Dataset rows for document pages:
----------

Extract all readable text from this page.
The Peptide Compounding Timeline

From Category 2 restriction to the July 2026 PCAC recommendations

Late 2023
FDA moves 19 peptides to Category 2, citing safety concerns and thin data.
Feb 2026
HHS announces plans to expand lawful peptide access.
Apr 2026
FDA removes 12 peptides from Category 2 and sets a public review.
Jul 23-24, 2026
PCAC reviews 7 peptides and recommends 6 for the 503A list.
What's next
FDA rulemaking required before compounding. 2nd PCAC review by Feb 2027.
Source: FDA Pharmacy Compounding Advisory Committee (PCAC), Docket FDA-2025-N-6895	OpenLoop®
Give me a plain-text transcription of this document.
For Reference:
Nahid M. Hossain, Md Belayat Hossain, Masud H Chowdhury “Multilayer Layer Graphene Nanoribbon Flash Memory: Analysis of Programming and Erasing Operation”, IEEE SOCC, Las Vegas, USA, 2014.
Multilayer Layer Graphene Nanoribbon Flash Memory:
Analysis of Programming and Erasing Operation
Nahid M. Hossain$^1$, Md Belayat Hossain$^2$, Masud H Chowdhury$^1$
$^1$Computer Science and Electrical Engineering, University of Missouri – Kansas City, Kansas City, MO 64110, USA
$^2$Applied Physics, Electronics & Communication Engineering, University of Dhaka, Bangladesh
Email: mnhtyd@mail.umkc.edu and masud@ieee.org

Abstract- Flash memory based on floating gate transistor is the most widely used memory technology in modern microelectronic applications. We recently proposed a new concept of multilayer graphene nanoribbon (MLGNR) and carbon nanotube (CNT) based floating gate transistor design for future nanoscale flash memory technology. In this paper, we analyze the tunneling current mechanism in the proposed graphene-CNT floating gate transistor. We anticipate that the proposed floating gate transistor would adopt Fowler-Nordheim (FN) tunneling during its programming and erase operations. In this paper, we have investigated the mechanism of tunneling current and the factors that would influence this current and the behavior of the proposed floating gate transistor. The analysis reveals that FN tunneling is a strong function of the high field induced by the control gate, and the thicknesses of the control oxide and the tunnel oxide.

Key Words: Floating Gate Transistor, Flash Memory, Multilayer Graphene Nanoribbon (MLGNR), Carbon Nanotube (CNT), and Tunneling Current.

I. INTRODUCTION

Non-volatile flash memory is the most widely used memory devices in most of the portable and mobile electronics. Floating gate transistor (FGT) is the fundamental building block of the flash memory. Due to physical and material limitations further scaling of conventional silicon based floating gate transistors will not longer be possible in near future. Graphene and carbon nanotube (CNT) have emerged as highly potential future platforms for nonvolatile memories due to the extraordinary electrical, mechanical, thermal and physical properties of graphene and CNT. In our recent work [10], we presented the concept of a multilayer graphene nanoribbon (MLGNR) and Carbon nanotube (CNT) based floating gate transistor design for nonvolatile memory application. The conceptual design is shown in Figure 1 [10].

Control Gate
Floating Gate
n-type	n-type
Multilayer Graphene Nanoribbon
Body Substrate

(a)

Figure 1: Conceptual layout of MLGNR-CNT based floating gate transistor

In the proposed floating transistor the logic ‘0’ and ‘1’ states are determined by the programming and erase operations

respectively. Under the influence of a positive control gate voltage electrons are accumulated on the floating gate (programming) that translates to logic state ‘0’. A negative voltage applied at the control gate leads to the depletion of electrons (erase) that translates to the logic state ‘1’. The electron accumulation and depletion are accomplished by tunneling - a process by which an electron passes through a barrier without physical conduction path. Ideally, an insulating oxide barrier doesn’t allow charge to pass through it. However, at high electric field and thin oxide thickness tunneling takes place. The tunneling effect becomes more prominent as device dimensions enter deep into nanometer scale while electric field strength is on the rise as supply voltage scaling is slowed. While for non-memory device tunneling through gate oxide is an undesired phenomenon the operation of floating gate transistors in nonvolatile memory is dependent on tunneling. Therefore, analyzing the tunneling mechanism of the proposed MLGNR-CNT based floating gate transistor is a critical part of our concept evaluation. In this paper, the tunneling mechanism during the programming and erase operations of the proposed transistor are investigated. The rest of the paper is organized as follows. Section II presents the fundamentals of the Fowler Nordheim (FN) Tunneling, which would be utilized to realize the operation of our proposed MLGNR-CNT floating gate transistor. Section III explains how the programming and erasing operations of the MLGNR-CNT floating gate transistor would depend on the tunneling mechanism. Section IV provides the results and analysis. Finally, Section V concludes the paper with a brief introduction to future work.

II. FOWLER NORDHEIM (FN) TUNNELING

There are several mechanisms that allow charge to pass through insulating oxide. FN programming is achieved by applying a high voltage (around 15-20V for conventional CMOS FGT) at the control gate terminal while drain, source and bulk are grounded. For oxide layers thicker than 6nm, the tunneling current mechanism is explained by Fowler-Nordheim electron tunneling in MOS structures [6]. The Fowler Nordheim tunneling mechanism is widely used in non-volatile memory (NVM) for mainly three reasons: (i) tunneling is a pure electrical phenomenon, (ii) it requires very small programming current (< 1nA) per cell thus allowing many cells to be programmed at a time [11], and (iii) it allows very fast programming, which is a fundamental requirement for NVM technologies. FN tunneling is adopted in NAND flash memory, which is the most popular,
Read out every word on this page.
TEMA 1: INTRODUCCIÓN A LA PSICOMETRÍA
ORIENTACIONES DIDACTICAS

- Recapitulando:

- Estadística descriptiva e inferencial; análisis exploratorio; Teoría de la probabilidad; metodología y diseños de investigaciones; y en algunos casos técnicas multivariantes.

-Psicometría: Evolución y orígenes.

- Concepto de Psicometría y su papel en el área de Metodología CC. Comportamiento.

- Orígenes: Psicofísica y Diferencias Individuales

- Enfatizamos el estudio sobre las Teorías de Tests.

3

----------

### Work instructions
The records need to be set down again without a single difference.

### Your solution
Extract all readable text from this page.
The Peptide Compounding Timeline

From Category 2 restriction to the July 2026 PCAC recommendations

Late 2023
FDA moves 19 peptides to Category 2, citing safety concerns and thin data.
Feb 2026
HHS announces plans to expand lawful peptide access.
Apr 2026
FDA removes 12 peptides from Category 2 and sets a public review.
Jul 23-24, 2026
PCAC reviews 7 peptides and recommends 6 for the 503A list.
What's next
FDA rulemaking required before compounding. 2nd PCAC review by Feb 2027.
Source: FDA Pharmacy Compounding Advisory Committee (PCAC), Docket FDA-2025-N-6895	OpenLoop®
Give me a plain-text transcription of this document.
For Reference:
Nahid M. Hossain, Md Belayat Hossain, Masud H Chowdhury “Multilayer Layer Graphene Nanoribbon Flash Memory: Analysis of Programming and Erasing Operation”, IEEE SOCC, Las Vegas, USA, 2014.
Multilayer Layer Graphene Nanoribbon Flash Memory:
Analysis of Programming and Erasing Operation
Nahid M. Hossain$^1$, Md Belayat Hossain$^2$, Masud H Chowdhury$^1$
$^1$Computer Science and Electrical Engineering, University of Missouri – Kansas City, Kansas City, MO 64110, USA
$^2$Applied Physics, Electronics & Communication Engineering, University of Dhaka, Bangladesh
Email: mnhtyd@mail.umkc.edu and masud@ieee.org

Abstract- Flash memory based on floating gate transistor is the most widely used memory technology in modern microelectronic applications. We recently proposed a new concept of multilayer graphene nanoribbon (MLGNR) and carbon nanotube (CNT) based floating gate transistor design for future nanoscale flash memory technology. In this paper, we analyze the tunneling current mechanism in the proposed graphene-CNT floating gate transistor. We anticipate that the proposed floating gate transistor would adopt Fowler-Nordheim (FN) tunneling during its programming and erase operations. In this paper, we have investigated the mechanism of tunneling current and the factors that would influence this current and the behavior of the proposed floating gate transistor. The analysis reveals that FN tunneling is a strong function of the high field induced by the control gate, and the thicknesses of the control oxide and the tunnel oxide.

Key Words: Floating Gate Transistor, Flash Memory, Multilayer Graphene Nanoribbon (MLGNR), Carbon Nanotube (CNT), and Tunneling Current.

I. INTRODUCTION

Non-volatile flash memory is the most widely used memory devices in most of the portable and mobile electronics. Floating gate transistor (FGT) is the fundamental building block of the flash memory. Due to physical and material limitations further scaling of conventional silicon based floating gate transistors will not longer be possible in near future. Graphene and carbon nanotube (CNT) have emerged as highly potential future platforms for nonvolatile memories due to the extraordinary electrical, mechanical, thermal and physical properties of graphene and CNT. In our recent work [10], we presented the concept of a multilayer graphene nanoribbon (MLGNR) and Carbon nanotube (CNT) based floating gate transistor design for nonvolatile memory application. The conceptual design is shown in Figure 1 [10].

Control Gate
Floating Gate
n-type	n-type
Multilayer Graphene Nanoribbon
Body Substrate

(a)

Figure 1: Conceptual layout of MLGNR-CNT based floating gate transistor

In the proposed floating transistor the logic ‘0’ and ‘1’ states are determined by the programming and erase operations

respectively. Under the influence of a positive control gate voltage electrons are accumulated on the floating gate (programming) that translates to logic state ‘0’. A negative voltage applied at the control gate leads to the depletion of electrons (erase) that translates to the logic state ‘1’. The electron accumulation and depletion are accomplished by tunneling - a process by which an electron passes through a barrier without physical conduction path. Ideally, an insulating oxide barrier doesn’t allow charge to pass through it. However, at high electric field and thin oxide thickness tunneling takes place. The tunneling effect becomes more prominent as device dimensions enter deep into nanometer scale while electric field strength is on the rise as supply voltage scaling is slowed. While for non-memory device tunneling through gate oxide is an undesired phenomenon the operation of floating gate transistors in nonvolatile memory is dependent on tunneling. Therefore, analyzing the tunneling mechanism of the proposed MLGNR-CNT based floating gate transistor is a critical part of our concept evaluation. In this paper, the tunneling mechanism during the programming and erase operations of the proposed transistor are investigated. The rest of the paper is organized as follows. Section II presents the fundamentals of the Fowler Nordheim (FN) Tunneling, which would be utilized to realize the operation of our proposed MLGNR-CNT floating gate transistor. Section III explains how the programming and erasing operations of the MLGNR-CNT floating gate transistor would depend on the tunneling mechanism. Section IV provides the results and analysis. Finally, Section V concludes the paper with a brief introduction to future work.

II. FOWLER NORDHEIM (FN) TUNNELING

There are several mechanisms that allow charge to pass through insulating oxide. FN programming is achieved by applying a high voltage (around 15-20V for conventional CMOS FGT) at the control gate terminal while drain, source and bulk are grounded. For oxide layers thicker than 6nm, the tunneling current mechanism is explained by Fowler-Nordheim electron tunneling in MOS structures [6]. The Fowler Nordheim tunneling mechanism is widely used in non-volatile memory (NVM) for mainly three reasons: (i) tunneling is a pure electrical phenomenon, (ii) it requires very small programming current (< 1nA) per cell thus allowing many cells to be programmed at a time [11], and (iii) it allows very fast programming, which is a fundamental requirement for NVM technologies. FN tunneling is adopted in NAND flash memory, which is the most popular,
Read out every word on this page.
TEMA 1: INTRODUCCIÓN A LA PSICOMETRÍA
ORIENTACIONES DIDACTICAS

- Recapitulando:

- Estadística descriptiva e inferencial; análisis exploratorio; Teoría de la probabilidad; metodología y diseños de investigaciones; y en algunos casos técnicas multivariantes.

-Psicometría: Evolución y orígenes.

- Concepto de Psicometría y su papel en el área de Metodología CC. Comportamiento.

- Orígenes: Psicofísica y Diferencias Individuales

- Enfatizamos el estudio sobre las Teorías de Tests.

3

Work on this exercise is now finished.